▶ Stored items
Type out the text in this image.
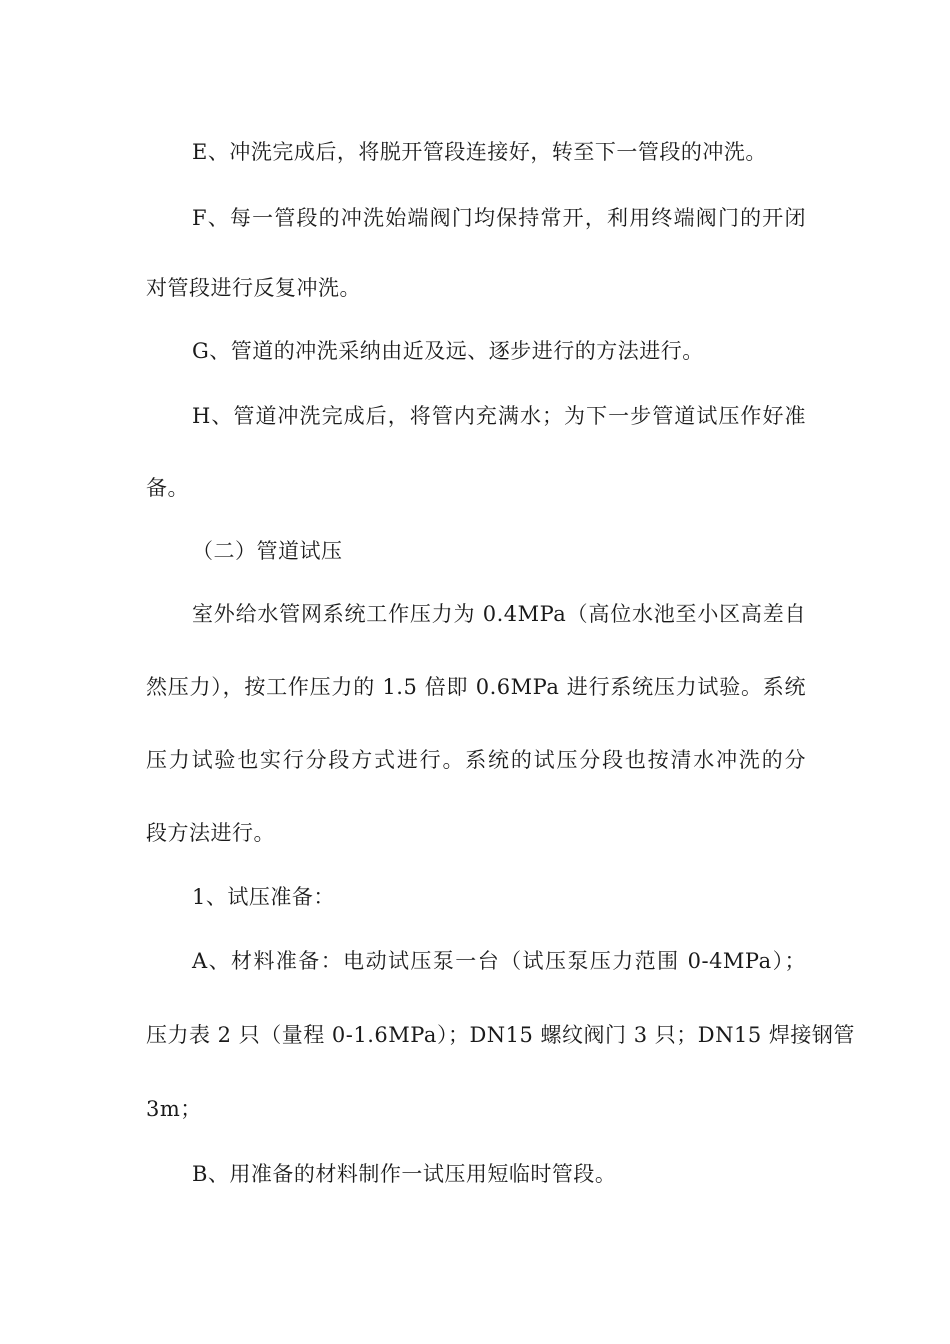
E、冲洗完成后，将脱开管段连接好，转至下一管段的冲洗。
F、每一管段的冲洗始端阀门均保持常开，利用终端阀门的开闭
对管段进行反复冲洗。
G、管道的冲洗采纳由近及远、逐步进行的方法进行。
H、管道冲洗完成后，将管内充满水；为下一步管道试压作好准
备。
（二）管道试压
室外给水管网系统工作压力为 0.4MPa（高位水池至小区高差自
然压力），按工作压力的 1.5 倍即 0.6MPa 进行系统压力试验。系统
压力试验也实行分段方式进行。系统的试压分段也按清水冲洗的分
段方法进行。
1、试压准备：
A、材料准备：电动试压泵一台（试压泵压力范围 0-4MPa）；
压力表 2 只（量程 0-1.6MPa）；DN15 螺纹阀门 3 只；DN15 焊接钢管
3m；
B、用准备的材料制作一试压用短临时管段。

▶ Problem to work on
Using the records above, output their complete text exactly, minus any images.

▶ Exercise result
Type out the text in this image.
E、冲洗完成后，将脱开管段连接好，转至下一管段的冲洗。
F、每一管段的冲洗始端阀门均保持常开，利用终端阀门的开闭
对管段进行反复冲洗。
G、管道的冲洗采纳由近及远、逐步进行的方法进行。
H、管道冲洗完成后，将管内充满水；为下一步管道试压作好准
备。
（二）管道试压
室外给水管网系统工作压力为 0.4MPa（高位水池至小区高差自
然压力），按工作压力的 1.5 倍即 0.6MPa 进行系统压力试验。系统
压力试验也实行分段方式进行。系统的试压分段也按清水冲洗的分
段方法进行。
1、试压准备：
A、材料准备：电动试压泵一台（试压泵压力范围 0-4MPa）；
压力表 2 只（量程 0-1.6MPa）；DN15 螺纹阀门 3 只；DN15 焊接钢管
3m；
B、用准备的材料制作一试压用短临时管段。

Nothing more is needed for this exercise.